— start of Input data —

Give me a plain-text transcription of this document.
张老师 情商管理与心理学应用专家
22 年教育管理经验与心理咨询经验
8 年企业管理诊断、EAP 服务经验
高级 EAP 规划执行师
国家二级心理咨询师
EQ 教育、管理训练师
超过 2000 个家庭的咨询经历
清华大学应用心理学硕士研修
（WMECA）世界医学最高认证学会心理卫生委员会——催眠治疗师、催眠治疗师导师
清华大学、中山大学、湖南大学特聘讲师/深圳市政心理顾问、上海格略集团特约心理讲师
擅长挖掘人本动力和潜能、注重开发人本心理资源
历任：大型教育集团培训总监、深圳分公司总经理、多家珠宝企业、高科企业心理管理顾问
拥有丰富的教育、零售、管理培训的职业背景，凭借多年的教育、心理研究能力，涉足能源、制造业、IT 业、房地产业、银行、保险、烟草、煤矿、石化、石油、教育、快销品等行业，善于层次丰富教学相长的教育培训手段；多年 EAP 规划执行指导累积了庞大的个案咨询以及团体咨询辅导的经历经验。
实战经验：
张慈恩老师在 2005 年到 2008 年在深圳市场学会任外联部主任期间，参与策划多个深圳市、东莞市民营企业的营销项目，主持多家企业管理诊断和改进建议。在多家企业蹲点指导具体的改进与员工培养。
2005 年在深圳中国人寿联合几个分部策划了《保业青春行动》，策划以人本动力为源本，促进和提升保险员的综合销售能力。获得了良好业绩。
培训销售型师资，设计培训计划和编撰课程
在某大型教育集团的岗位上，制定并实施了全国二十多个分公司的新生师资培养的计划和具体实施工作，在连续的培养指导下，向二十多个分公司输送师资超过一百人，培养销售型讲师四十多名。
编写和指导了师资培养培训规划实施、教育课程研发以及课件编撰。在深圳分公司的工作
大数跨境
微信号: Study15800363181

— end of Input data —

**What the task asks**. Write out all the data again, exactly as it appears.

**Exercise answer**.
Give me a plain-text transcription of this document.
张老师 情商管理与心理学应用专家
22 年教育管理经验与心理咨询经验
8 年企业管理诊断、EAP 服务经验
高级 EAP 规划执行师
国家二级心理咨询师
EQ 教育、管理训练师
超过 2000 个家庭的咨询经历
清华大学应用心理学硕士研修
（WMECA）世界医学最高认证学会心理卫生委员会——催眠治疗师、催眠治疗师导师
清华大学、中山大学、湖南大学特聘讲师/深圳市政心理顾问、上海格略集团特约心理讲师
擅长挖掘人本动力和潜能、注重开发人本心理资源
历任：大型教育集团培训总监、深圳分公司总经理、多家珠宝企业、高科企业心理管理顾问
拥有丰富的教育、零售、管理培训的职业背景，凭借多年的教育、心理研究能力，涉足能源、制造业、IT 业、房地产业、银行、保险、烟草、煤矿、石化、石油、教育、快销品等行业，善于层次丰富教学相长的教育培训手段；多年 EAP 规划执行指导累积了庞大的个案咨询以及团体咨询辅导的经历经验。
实战经验：
张慈恩老师在 2005 年到 2008 年在深圳市场学会任外联部主任期间，参与策划多个深圳市、东莞市民营企业的营销项目，主持多家企业管理诊断和改进建议。在多家企业蹲点指导具体的改进与员工培养。
2005 年在深圳中国人寿联合几个分部策划了《保业青春行动》，策划以人本动力为源本，促进和提升保险员的综合销售能力。获得了良好业绩。
培训销售型师资，设计培训计划和编撰课程
在某大型教育集团的岗位上，制定并实施了全国二十多个分公司的新生师资培养的计划和具体实施工作，在连续的培养指导下，向二十多个分公司输送师资超过一百人，培养销售型讲师四十多名。
编写和指导了师资培养培训规划实施、教育课程研发以及课件编撰。在深圳分公司的工作
大数跨境
微信号: Study15800363181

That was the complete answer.